• [Objective]
Without altering anything, output the material below.
## Begin Stored data
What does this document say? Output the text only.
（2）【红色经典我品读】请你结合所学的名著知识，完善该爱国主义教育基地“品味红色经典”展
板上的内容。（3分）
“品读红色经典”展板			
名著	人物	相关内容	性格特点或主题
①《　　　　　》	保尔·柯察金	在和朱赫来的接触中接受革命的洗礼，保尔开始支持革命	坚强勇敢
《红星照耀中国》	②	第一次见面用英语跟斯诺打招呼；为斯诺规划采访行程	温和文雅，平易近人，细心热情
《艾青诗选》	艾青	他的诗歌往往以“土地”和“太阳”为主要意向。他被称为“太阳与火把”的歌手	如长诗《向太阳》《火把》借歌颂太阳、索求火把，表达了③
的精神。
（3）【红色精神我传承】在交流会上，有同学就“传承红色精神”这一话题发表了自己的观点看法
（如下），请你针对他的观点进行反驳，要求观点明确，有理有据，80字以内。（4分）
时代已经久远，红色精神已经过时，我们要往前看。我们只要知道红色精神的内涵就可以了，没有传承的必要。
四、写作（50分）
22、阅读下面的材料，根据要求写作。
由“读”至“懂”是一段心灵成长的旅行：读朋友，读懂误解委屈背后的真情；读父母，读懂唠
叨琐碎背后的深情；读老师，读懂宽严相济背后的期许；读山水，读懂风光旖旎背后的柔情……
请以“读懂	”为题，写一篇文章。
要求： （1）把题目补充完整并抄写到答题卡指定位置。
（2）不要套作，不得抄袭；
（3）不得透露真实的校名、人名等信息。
## End Stored data
• [Written response]
What does this document say? Output the text only.
（2）【红色经典我品读】请你结合所学的名著知识，完善该爱国主义教育基地“品味红色经典”展
板上的内容。（3分）
“品读红色经典”展板			
名著	人物	相关内容	性格特点或主题
①《　　　　　》	保尔·柯察金	在和朱赫来的接触中接受革命的洗礼，保尔开始支持革命	坚强勇敢
《红星照耀中国》	②	第一次见面用英语跟斯诺打招呼；为斯诺规划采访行程	温和文雅，平易近人，细心热情
《艾青诗选》	艾青	他的诗歌往往以“土地”和“太阳”为主要意向。他被称为“太阳与火把”的歌手	如长诗《向太阳》《火把》借歌颂太阳、索求火把，表达了③
的精神。
（3）【红色精神我传承】在交流会上，有同学就“传承红色精神”这一话题发表了自己的观点看法
（如下），请你针对他的观点进行反驳，要求观点明确，有理有据，80字以内。（4分）
时代已经久远，红色精神已经过时，我们要往前看。我们只要知道红色精神的内涵就可以了，没有传承的必要。
四、写作（50分）
22、阅读下面的材料，根据要求写作。
由“读”至“懂”是一段心灵成长的旅行：读朋友，读懂误解委屈背后的真情；读父母，读懂唠
叨琐碎背后的深情；读老师，读懂宽严相济背后的期许；读山水，读懂风光旖旎背后的柔情……
请以“读懂	”为题，写一篇文章。
要求： （1）把题目补充完整并抄写到答题卡指定位置。
（2）不要套作，不得抄袭；
（3）不得透露真实的校名、人名等信息。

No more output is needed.